-- START OF Dataset records --

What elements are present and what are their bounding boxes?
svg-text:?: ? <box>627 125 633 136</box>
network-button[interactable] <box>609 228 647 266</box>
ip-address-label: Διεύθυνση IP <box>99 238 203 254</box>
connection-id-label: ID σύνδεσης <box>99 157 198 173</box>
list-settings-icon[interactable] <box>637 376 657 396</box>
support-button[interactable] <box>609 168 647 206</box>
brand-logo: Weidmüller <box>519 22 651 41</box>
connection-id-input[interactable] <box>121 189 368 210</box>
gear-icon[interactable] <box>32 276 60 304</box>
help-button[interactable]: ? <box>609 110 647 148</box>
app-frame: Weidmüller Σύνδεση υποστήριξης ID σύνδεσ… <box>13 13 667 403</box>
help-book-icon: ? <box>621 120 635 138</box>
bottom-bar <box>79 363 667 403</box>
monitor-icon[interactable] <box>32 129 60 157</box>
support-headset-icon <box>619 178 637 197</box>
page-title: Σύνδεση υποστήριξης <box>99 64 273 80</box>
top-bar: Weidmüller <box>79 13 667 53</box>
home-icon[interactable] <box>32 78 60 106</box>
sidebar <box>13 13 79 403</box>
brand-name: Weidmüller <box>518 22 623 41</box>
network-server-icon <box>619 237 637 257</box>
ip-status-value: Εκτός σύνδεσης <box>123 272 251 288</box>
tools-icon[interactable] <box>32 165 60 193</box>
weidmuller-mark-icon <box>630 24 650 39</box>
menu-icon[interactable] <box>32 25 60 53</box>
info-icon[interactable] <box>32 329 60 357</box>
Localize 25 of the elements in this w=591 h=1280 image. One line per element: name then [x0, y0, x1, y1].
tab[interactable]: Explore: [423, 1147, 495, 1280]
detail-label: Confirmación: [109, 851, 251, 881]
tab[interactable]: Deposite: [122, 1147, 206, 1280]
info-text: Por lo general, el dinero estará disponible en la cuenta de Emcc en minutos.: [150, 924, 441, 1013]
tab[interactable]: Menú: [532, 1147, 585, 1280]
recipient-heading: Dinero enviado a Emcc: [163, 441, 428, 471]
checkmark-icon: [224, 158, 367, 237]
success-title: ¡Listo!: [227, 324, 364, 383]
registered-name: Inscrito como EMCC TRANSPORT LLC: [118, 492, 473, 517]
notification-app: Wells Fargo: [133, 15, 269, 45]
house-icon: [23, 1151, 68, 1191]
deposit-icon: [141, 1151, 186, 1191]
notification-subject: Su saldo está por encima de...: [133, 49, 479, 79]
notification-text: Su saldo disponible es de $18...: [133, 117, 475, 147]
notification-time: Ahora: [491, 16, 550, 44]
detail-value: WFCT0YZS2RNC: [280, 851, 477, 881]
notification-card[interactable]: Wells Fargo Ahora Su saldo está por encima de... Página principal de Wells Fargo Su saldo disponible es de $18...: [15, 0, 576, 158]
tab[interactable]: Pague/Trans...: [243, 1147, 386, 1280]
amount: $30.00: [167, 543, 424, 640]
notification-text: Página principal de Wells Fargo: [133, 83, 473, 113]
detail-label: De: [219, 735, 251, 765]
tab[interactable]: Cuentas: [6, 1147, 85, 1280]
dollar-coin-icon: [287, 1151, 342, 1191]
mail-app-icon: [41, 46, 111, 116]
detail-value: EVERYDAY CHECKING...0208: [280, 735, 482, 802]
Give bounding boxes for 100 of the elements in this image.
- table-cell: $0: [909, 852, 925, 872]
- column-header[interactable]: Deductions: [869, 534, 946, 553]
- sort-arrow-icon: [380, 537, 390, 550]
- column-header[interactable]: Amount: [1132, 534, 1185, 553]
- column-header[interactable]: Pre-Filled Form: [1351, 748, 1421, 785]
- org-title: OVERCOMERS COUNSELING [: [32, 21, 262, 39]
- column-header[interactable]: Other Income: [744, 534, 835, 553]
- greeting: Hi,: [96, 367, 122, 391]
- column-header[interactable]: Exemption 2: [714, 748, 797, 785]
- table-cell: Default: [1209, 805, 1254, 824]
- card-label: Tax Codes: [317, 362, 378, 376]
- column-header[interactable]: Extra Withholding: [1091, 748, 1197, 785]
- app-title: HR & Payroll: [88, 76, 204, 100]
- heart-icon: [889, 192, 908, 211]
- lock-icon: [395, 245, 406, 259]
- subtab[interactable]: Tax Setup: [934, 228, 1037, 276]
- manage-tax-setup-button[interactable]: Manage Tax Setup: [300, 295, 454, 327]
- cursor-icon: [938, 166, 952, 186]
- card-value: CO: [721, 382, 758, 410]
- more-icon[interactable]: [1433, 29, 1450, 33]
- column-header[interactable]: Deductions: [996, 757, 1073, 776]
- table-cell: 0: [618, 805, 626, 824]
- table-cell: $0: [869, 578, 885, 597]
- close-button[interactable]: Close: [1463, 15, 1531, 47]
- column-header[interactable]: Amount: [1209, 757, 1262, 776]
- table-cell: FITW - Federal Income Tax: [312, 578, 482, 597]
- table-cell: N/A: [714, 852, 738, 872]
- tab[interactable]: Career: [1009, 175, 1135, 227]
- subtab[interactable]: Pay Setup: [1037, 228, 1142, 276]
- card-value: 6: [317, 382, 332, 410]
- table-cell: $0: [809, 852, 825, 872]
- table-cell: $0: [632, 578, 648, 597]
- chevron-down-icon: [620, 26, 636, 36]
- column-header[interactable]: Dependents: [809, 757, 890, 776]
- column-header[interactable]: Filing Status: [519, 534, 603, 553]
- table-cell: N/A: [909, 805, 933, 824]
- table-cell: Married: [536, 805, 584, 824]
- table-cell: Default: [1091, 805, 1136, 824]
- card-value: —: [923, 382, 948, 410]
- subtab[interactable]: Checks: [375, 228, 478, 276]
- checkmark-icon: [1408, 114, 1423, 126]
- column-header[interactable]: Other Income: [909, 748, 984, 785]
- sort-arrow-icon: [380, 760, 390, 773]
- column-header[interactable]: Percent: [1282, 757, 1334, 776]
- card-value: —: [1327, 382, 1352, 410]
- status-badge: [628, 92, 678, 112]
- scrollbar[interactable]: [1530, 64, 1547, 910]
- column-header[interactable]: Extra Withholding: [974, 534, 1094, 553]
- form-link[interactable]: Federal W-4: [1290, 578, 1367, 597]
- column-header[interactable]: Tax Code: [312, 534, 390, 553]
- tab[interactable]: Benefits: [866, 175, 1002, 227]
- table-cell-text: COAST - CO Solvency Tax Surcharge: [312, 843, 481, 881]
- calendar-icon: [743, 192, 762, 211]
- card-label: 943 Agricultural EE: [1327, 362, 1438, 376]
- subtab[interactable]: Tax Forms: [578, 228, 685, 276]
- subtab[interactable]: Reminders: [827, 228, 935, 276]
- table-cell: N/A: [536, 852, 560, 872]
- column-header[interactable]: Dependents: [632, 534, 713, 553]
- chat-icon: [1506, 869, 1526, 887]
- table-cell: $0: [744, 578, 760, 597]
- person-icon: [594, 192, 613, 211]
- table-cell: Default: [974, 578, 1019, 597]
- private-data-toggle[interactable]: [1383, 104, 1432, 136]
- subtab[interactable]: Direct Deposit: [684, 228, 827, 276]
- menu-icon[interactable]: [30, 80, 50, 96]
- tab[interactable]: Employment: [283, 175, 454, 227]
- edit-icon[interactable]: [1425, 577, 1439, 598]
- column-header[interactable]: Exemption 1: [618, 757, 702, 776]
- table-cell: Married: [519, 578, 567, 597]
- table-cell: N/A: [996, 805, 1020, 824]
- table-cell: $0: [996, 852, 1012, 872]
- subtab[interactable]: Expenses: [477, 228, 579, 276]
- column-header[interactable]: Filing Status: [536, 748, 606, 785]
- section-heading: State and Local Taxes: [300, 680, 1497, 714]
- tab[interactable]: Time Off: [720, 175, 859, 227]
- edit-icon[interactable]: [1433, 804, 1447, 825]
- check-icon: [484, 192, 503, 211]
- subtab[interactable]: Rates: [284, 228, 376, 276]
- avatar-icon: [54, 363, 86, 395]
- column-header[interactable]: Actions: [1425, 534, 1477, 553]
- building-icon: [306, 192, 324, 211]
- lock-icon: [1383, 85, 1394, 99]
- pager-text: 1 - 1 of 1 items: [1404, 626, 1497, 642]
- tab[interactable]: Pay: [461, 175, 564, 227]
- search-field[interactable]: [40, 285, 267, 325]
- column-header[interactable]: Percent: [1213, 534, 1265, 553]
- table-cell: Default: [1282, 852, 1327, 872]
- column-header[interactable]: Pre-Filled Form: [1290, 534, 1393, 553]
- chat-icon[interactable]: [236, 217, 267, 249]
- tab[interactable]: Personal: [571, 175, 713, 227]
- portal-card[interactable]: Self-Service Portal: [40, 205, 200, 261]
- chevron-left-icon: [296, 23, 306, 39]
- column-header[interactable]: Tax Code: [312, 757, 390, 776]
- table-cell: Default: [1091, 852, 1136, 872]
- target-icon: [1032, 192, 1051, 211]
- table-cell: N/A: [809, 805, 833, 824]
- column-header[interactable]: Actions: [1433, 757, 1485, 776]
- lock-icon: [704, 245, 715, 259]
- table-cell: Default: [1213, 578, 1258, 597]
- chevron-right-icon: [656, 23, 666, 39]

-- END OF Dataset records --

* _Task_
Quote the entries starting at the beginning and ending at the line containing "list-settings-icon[interactable] <box>637 376", both included.

* _Result of the task_
What elements are present and what are their bounding boxes?
svg-text:?: ? <box>627 125 633 136</box>
network-button[interactable] <box>609 228 647 266</box>
ip-address-label: Διεύθυνση IP <box>99 238 203 254</box>
connection-id-label: ID σύνδεσης <box>99 157 198 173</box>
list-settings-icon[interactable] <box>637 376 657 396</box>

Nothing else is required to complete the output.